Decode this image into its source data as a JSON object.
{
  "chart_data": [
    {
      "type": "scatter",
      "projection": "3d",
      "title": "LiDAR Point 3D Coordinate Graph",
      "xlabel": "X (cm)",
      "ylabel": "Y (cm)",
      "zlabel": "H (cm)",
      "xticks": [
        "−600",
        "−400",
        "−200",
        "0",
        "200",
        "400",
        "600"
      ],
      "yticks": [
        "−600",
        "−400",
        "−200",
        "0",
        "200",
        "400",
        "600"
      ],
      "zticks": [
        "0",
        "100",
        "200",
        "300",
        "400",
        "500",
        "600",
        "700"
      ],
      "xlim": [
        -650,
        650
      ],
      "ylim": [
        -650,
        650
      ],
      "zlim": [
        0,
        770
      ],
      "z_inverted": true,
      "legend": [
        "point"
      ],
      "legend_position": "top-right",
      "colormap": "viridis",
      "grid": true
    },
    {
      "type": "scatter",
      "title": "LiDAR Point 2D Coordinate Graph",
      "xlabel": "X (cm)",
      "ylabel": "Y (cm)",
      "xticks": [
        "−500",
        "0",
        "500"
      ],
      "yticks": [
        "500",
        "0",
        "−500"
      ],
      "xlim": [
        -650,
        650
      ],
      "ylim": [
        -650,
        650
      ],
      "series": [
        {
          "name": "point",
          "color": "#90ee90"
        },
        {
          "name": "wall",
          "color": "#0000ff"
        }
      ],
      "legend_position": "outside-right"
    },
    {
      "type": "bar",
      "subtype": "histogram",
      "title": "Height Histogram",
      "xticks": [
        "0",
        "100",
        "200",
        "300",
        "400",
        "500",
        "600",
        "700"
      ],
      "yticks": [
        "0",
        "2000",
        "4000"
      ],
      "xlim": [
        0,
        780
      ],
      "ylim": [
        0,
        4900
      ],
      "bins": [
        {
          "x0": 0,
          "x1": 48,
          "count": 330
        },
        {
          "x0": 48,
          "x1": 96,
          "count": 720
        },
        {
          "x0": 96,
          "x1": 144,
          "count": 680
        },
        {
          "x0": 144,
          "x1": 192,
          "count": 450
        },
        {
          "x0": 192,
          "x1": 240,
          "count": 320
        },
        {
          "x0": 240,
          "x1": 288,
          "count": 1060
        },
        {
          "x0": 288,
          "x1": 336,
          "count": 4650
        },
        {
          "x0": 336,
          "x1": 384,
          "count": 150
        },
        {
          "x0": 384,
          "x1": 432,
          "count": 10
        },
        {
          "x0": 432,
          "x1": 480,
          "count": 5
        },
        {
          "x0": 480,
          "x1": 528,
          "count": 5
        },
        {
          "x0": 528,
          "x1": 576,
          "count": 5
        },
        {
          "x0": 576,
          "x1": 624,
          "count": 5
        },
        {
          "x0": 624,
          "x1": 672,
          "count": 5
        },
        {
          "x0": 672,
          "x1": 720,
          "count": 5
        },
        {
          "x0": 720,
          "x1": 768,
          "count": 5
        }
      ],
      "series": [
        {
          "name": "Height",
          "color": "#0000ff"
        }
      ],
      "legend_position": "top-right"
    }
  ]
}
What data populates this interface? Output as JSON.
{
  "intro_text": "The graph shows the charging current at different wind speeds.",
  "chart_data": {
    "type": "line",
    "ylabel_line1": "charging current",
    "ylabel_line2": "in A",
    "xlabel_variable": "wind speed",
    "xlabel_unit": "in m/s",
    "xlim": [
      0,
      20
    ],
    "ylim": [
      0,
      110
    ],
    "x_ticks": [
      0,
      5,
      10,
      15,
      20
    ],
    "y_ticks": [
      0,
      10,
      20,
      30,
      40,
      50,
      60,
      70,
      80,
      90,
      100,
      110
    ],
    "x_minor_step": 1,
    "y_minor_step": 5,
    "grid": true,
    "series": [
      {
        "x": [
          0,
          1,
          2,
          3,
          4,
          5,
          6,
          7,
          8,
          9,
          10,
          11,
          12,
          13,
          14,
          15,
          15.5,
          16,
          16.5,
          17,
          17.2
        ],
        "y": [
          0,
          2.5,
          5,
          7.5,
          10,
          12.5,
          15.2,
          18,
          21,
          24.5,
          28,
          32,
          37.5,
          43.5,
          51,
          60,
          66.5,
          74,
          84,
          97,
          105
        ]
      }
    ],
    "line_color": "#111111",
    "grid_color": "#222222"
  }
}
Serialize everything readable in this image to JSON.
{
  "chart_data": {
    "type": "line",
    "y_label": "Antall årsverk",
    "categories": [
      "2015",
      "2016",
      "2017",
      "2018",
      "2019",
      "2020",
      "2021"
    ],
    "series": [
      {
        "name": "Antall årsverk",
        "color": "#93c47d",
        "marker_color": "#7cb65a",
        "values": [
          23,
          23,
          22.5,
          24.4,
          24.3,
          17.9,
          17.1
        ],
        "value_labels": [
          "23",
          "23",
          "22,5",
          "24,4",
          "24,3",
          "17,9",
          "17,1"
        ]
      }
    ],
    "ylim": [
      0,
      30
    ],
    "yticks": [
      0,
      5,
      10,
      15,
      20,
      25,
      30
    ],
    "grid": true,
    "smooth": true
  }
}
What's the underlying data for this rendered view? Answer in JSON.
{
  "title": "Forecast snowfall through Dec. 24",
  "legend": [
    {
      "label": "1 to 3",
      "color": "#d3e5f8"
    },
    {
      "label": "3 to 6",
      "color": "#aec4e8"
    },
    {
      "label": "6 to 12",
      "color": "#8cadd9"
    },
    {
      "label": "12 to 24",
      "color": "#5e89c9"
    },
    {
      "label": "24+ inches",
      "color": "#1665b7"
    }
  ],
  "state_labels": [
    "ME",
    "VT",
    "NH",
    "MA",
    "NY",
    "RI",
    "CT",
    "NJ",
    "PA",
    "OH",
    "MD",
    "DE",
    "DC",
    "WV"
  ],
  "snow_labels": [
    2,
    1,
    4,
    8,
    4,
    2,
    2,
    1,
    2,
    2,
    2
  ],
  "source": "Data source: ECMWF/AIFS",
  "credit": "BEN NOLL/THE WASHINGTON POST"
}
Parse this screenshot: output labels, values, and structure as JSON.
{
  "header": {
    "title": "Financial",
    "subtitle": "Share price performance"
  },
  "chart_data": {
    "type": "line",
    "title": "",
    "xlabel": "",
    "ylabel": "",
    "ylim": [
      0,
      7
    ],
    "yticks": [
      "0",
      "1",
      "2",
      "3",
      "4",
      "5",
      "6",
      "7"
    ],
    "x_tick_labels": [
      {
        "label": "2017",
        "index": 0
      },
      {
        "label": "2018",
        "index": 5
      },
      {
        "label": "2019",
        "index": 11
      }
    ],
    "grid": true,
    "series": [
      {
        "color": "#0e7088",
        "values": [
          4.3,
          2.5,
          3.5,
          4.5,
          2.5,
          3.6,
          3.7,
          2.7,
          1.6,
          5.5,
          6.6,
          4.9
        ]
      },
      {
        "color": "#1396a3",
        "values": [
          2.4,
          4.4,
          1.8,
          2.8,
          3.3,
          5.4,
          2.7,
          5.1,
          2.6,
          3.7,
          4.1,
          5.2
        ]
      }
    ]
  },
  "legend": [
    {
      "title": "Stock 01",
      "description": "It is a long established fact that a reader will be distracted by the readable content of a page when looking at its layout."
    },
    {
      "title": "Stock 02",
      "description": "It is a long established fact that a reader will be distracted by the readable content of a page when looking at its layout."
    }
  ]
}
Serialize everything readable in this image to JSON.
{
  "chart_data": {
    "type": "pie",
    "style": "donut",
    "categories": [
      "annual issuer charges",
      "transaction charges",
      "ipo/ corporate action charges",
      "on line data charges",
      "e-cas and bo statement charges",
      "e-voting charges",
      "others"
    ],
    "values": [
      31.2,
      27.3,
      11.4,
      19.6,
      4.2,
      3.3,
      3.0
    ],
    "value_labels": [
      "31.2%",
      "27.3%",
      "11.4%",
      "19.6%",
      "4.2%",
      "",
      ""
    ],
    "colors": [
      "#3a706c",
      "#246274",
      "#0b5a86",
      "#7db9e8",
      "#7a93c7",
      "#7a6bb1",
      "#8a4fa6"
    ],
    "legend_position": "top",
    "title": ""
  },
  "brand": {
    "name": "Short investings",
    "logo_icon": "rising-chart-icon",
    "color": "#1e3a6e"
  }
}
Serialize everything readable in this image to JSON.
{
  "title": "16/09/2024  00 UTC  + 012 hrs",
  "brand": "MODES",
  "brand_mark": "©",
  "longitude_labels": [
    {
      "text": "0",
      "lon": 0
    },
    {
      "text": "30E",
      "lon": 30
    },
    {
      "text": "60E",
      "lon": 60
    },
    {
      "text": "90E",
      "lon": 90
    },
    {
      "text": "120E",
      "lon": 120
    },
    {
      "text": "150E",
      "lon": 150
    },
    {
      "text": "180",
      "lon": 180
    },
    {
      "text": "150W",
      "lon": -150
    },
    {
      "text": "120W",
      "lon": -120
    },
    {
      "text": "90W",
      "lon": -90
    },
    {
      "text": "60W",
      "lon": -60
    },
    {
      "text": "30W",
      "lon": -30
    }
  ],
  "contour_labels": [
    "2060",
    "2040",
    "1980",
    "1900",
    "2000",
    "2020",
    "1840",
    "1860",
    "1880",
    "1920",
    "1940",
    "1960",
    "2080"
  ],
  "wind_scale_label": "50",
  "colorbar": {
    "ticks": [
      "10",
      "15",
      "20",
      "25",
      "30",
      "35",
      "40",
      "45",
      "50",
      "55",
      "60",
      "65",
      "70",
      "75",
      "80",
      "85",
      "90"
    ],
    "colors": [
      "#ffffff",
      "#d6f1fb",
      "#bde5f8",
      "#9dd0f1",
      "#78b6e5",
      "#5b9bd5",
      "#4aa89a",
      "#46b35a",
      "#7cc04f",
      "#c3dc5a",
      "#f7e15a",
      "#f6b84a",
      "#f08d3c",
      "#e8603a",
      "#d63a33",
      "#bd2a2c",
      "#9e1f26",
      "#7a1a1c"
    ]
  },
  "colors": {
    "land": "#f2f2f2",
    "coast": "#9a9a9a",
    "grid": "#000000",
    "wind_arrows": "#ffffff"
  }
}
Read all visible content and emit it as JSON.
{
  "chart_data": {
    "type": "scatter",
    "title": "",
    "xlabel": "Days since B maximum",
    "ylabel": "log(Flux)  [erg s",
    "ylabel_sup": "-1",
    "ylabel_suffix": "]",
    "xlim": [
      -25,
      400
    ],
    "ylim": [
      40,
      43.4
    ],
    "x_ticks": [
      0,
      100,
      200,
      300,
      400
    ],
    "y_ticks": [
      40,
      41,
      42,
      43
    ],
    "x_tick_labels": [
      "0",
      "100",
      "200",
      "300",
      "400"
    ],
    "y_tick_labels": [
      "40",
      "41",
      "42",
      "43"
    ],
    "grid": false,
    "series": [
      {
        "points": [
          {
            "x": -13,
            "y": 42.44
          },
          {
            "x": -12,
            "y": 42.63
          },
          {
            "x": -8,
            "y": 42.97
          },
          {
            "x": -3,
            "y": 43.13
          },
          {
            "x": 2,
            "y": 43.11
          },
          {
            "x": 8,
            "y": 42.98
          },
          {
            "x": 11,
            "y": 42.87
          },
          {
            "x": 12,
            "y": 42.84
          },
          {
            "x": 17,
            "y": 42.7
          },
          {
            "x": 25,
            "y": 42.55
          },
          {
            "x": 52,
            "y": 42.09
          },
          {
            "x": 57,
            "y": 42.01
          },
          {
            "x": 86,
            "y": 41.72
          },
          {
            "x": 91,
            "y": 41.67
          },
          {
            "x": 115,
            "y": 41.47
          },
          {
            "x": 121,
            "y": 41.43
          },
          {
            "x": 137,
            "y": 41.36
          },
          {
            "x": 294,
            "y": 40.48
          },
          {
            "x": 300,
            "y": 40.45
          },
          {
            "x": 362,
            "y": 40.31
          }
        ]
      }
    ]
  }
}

THE PROBLEM: For each line above that contains the word "årsverk", copy that line.

RESPONSE:
    "y_label": "Antall årsverk",
        "name": "Antall årsverk",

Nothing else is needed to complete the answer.